=== Goal of the exercise ===
Your task is to print all of the data word for word.

=== Extracted data entries ===

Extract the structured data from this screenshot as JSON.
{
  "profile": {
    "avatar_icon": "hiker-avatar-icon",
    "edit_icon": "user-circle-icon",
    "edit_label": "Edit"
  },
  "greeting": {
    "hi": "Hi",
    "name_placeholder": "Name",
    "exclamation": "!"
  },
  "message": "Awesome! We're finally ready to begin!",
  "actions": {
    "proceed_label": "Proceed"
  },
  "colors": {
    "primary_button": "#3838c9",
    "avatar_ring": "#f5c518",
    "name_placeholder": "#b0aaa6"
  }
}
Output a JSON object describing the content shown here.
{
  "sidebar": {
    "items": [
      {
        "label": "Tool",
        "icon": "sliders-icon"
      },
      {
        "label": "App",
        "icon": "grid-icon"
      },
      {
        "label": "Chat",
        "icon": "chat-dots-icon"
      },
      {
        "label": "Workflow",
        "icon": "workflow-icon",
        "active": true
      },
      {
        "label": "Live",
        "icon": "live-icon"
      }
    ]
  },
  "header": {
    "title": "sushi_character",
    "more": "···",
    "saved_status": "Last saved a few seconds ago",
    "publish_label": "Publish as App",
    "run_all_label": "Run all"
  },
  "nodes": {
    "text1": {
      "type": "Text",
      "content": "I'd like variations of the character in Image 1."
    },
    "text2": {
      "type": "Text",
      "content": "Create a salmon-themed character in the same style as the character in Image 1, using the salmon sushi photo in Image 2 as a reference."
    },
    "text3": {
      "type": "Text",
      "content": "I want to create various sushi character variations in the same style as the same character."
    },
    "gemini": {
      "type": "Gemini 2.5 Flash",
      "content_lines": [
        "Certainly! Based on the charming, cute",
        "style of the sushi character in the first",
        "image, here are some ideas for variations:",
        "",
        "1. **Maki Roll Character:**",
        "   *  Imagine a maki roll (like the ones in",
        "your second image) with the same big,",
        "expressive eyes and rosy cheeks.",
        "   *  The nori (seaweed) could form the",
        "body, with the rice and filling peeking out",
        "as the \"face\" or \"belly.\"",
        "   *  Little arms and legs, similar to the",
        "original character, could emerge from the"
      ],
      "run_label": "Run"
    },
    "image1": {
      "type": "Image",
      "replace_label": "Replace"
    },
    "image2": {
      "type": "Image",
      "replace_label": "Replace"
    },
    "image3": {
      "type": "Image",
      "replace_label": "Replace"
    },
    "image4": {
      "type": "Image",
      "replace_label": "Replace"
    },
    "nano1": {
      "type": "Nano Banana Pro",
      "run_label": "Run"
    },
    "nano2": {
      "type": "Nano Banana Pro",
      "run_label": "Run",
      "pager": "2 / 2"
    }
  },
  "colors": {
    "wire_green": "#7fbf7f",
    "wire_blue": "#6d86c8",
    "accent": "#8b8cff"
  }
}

=== Task result ===
Extract the structured data from this screenshot as JSON.
{
  "profile": {
    "avatar_icon": "hiker-avatar-icon",
    "edit_icon": "user-circle-icon",
    "edit_label": "Edit"
  },
  "greeting": {
    "hi": "Hi",
    "name_placeholder": "Name",
    "exclamation": "!"
  },
  "message": "Awesome! We're finally ready to begin!",
  "actions": {
    "proceed_label": "Proceed"
  },
  "colors": {
    "primary_button": "#3838c9",
    "avatar_ring": "#f5c518",
    "name_placeholder": "#b0aaa6"
  }
}
Output a JSON object describing the content shown here.
{
  "sidebar": {
    "items": [
      {
        "label": "Tool",
        "icon": "sliders-icon"
      },
      {
        "label": "App",
        "icon": "grid-icon"
      },
      {
        "label": "Chat",
        "icon": "chat-dots-icon"
      },
      {
        "label": "Workflow",
        "icon": "workflow-icon",
        "active": true
      },
      {
        "label": "Live",
        "icon": "live-icon"
      }
    ]
  },
  "header": {
    "title": "sushi_character",
    "more": "···",
    "saved_status": "Last saved a few seconds ago",
    "publish_label": "Publish as App",
    "run_all_label": "Run all"
  },
  "nodes": {
    "text1": {
      "type": "Text",
      "content": "I'd like variations of the character in Image 1."
    },
    "text2": {
      "type": "Text",
      "content": "Create a salmon-themed character in the same style as the character in Image 1, using the salmon sushi photo in Image 2 as a reference."
    },
    "text3": {
      "type": "Text",
      "content": "I want to create various sushi character variations in the same style as the same character."
    },
    "gemini": {
      "type": "Gemini 2.5 Flash",
      "content_lines": [
        "Certainly! Based on the charming, cute",
        "style of the sushi character in the first",
        "image, here are some ideas for variations:",
        "",
        "1. **Maki Roll Character:**",
        "   *  Imagine a maki roll (like the ones in",
        "your second image) with the same big,",
        "expressive eyes and rosy cheeks.",
        "   *  The nori (seaweed) could form the",
        "body, with the rice and filling peeking out",
        "as the \"face\" or \"belly.\"",
        "   *  Little arms and legs, similar to the",
        "original character, could emerge from the"
      ],
      "run_label": "Run"
    },
    "image1": {
      "type": "Image",
      "replace_label": "Replace"
    },
    "image2": {
      "type": "Image",
      "replace_label": "Replace"
    },
    "image3": {
      "type": "Image",
      "replace_label": "Replace"
    },
    "image4": {
      "type": "Image",
      "replace_label": "Replace"
    },
    "nano1": {
      "type": "Nano Banana Pro",
      "run_label": "Run"
    },
    "nano2": {
      "type": "Nano Banana Pro",
      "run_label": "Run",
      "pager": "2 / 2"
    }
  },
  "colors": {
    "wire_green": "#7fbf7f",
    "wire_blue": "#6d86c8",
    "accent": "#8b8cff"
  }
}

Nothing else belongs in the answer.